# CHALLENGE:
Return the lines below exactly, starting with the line that contains "Extract all readable text from this page." and stopping after the last line.

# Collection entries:
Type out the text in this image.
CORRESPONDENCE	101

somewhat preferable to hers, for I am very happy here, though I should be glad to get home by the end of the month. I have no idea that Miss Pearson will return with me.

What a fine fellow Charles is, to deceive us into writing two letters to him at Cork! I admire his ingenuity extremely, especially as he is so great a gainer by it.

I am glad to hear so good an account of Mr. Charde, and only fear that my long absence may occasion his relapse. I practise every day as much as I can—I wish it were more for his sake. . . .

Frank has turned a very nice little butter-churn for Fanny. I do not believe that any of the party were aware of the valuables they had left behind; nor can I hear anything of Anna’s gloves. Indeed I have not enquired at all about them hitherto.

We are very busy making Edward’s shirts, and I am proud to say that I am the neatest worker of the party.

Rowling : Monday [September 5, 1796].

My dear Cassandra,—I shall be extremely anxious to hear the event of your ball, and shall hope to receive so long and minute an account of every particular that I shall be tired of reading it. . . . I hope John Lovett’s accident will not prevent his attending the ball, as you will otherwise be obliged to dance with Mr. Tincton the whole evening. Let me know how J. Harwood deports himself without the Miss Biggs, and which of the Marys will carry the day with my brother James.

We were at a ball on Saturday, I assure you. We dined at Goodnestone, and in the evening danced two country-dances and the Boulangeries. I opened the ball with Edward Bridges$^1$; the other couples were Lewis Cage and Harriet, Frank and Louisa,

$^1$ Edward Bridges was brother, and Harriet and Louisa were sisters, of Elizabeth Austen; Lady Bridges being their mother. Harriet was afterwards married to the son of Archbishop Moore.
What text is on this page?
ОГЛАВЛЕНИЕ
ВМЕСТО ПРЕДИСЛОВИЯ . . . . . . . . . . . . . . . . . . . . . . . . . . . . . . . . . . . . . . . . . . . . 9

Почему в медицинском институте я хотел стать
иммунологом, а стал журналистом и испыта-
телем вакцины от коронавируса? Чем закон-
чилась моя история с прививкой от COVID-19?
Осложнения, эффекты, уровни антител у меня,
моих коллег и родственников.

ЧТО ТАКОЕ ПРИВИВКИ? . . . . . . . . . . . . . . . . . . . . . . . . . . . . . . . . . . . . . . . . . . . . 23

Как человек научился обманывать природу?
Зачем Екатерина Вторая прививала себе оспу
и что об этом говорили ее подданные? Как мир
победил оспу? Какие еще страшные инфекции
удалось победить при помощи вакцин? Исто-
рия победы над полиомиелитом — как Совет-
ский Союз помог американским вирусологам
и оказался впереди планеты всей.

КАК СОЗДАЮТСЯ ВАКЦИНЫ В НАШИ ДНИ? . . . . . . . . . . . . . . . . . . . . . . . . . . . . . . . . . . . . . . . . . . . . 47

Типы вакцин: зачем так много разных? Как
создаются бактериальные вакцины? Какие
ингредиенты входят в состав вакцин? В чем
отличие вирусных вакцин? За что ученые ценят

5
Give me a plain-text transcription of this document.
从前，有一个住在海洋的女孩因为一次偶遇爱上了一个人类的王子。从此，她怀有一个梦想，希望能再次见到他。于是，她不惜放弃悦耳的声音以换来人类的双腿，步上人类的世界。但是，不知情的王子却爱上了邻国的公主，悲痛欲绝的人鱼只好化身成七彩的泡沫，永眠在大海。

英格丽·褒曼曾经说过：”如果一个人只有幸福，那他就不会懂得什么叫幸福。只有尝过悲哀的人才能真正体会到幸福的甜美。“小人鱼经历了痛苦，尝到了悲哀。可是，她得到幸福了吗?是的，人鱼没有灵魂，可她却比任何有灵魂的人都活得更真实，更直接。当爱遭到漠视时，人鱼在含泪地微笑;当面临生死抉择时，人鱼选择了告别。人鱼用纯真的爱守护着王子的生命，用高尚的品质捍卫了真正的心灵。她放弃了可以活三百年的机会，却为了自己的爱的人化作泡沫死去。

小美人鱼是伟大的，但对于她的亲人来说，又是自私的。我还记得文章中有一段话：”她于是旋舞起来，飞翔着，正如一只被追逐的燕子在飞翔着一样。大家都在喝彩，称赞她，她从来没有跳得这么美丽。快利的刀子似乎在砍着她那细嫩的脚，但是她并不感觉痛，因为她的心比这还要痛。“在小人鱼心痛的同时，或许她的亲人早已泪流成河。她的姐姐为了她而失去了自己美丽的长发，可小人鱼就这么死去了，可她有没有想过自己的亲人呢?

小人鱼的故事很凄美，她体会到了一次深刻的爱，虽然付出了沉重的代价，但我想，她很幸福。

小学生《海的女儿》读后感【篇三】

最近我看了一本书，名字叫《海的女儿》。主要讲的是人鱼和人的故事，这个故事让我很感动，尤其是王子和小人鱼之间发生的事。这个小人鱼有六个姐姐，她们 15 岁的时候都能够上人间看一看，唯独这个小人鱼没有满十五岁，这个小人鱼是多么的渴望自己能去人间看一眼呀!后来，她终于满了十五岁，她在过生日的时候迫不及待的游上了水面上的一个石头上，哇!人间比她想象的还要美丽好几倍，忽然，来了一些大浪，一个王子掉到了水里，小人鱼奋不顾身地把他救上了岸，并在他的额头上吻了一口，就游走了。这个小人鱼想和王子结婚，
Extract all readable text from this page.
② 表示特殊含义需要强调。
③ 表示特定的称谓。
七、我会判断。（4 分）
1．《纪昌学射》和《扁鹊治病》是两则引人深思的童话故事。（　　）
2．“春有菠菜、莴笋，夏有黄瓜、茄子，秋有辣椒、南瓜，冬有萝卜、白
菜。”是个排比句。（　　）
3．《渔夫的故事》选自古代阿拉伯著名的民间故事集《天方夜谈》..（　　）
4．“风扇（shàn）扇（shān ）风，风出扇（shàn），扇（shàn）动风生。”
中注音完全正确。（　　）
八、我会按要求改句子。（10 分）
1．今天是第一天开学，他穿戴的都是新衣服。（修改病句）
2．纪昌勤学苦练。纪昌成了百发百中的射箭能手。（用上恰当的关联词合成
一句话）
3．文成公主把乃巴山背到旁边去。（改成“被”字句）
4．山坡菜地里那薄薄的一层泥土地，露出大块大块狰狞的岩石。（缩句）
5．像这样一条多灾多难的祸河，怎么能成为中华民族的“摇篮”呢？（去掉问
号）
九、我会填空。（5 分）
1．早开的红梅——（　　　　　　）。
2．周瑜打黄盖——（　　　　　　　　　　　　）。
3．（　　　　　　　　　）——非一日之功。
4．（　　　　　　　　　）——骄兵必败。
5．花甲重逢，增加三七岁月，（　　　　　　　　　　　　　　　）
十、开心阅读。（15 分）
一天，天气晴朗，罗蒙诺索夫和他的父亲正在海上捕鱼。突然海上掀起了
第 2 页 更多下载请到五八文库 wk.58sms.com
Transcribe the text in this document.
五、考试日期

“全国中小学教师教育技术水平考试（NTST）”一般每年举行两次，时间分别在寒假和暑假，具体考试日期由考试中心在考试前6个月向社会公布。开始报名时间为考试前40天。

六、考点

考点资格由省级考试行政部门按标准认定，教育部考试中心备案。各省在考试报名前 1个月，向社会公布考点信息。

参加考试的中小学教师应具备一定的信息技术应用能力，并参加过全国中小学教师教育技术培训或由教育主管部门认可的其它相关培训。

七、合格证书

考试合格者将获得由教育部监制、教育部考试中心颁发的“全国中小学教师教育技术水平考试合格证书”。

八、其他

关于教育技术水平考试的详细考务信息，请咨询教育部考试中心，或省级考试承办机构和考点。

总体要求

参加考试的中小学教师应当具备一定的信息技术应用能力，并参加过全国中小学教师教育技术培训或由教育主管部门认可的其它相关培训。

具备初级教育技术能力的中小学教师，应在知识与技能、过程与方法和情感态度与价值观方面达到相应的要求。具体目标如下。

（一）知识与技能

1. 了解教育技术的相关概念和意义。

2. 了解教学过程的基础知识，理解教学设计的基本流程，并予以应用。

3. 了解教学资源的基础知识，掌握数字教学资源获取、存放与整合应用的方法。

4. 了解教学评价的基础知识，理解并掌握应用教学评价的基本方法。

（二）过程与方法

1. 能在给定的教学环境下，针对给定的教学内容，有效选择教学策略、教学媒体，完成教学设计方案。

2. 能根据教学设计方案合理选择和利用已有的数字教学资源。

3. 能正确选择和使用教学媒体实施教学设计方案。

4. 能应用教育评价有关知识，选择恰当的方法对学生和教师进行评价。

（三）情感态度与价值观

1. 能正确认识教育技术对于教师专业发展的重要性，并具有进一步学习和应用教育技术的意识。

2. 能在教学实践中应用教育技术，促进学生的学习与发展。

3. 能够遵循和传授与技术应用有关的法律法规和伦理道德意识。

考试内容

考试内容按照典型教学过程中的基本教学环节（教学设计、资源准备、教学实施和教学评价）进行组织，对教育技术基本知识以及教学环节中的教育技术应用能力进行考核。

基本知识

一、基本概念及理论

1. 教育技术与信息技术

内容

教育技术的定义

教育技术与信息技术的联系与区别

# EXERCISE RESULT:
Extract all readable text from this page.
② 表示特殊含义需要强调。
③ 表示特定的称谓。
七、我会判断。（4 分）
1．《纪昌学射》和《扁鹊治病》是两则引人深思的童话故事。（　　）
2．“春有菠菜、莴笋，夏有黄瓜、茄子，秋有辣椒、南瓜，冬有萝卜、白
菜。”是个排比句。（　　）
3．《渔夫的故事》选自古代阿拉伯著名的民间故事集《天方夜谈》..（　　）
4．“风扇（shàn）扇（shān ）风，风出扇（shàn），扇（shàn）动风生。”
中注音完全正确。（　　）
八、我会按要求改句子。（10 分）
1．今天是第一天开学，他穿戴的都是新衣服。（修改病句）
2．纪昌勤学苦练。纪昌成了百发百中的射箭能手。（用上恰当的关联词合成
一句话）
3．文成公主把乃巴山背到旁边去。（改成“被”字句）
4．山坡菜地里那薄薄的一层泥土地，露出大块大块狰狞的岩石。（缩句）
5．像这样一条多灾多难的祸河，怎么能成为中华民族的“摇篮”呢？（去掉问
号）
九、我会填空。（5 分）
1．早开的红梅——（　　　　　　）。
2．周瑜打黄盖——（　　　　　　　　　　　　）。
3．（　　　　　　　　　）——非一日之功。
4．（　　　　　　　　　）——骄兵必败。
5．花甲重逢，增加三七岁月，（　　　　　　　　　　　　　　　）
十、开心阅读。（15 分）
一天，天气晴朗，罗蒙诺索夫和他的父亲正在海上捕鱼。突然海上掀起了
第 2 页 更多下载请到五八文库 wk.58sms.com
Transcribe the text in this document.
五、考试日期

“全国中小学教师教育技术水平考试（NTST）”一般每年举行两次，时间分别在寒假和暑假，具体考试日期由考试中心在考试前6个月向社会公布。开始报名时间为考试前40天。

六、考点

考点资格由省级考试行政部门按标准认定，教育部考试中心备案。各省在考试报名前 1个月，向社会公布考点信息。

参加考试的中小学教师应具备一定的信息技术应用能力，并参加过全国中小学教师教育技术培训或由教育主管部门认可的其它相关培训。

七、合格证书

考试合格者将获得由教育部监制、教育部考试中心颁发的“全国中小学教师教育技术水平考试合格证书”。

八、其他

关于教育技术水平考试的详细考务信息，请咨询教育部考试中心，或省级考试承办机构和考点。

总体要求

参加考试的中小学教师应当具备一定的信息技术应用能力，并参加过全国中小学教师教育技术培训或由教育主管部门认可的其它相关培训。

具备初级教育技术能力的中小学教师，应在知识与技能、过程与方法和情感态度与价值观方面达到相应的要求。具体目标如下。

（一）知识与技能

1. 了解教育技术的相关概念和意义。

2. 了解教学过程的基础知识，理解教学设计的基本流程，并予以应用。

3. 了解教学资源的基础知识，掌握数字教学资源获取、存放与整合应用的方法。

4. 了解教学评价的基础知识，理解并掌握应用教学评价的基本方法。

（二）过程与方法

1. 能在给定的教学环境下，针对给定的教学内容，有效选择教学策略、教学媒体，完成教学设计方案。

2. 能根据教学设计方案合理选择和利用已有的数字教学资源。

3. 能正确选择和使用教学媒体实施教学设计方案。

4. 能应用教育评价有关知识，选择恰当的方法对学生和教师进行评价。

（三）情感态度与价值观

1. 能正确认识教育技术对于教师专业发展的重要性，并具有进一步学习和应用教育技术的意识。

2. 能在教学实践中应用教育技术，促进学生的学习与发展。

3. 能够遵循和传授与技术应用有关的法律法规和伦理道德意识。

考试内容

考试内容按照典型教学过程中的基本教学环节（教学设计、资源准备、教学实施和教学评价）进行组织，对教育技术基本知识以及教学环节中的教育技术应用能力进行考核。

基本知识

一、基本概念及理论

1. 教育技术与信息技术

内容

教育技术的定义

教育技术与信息技术的联系与区别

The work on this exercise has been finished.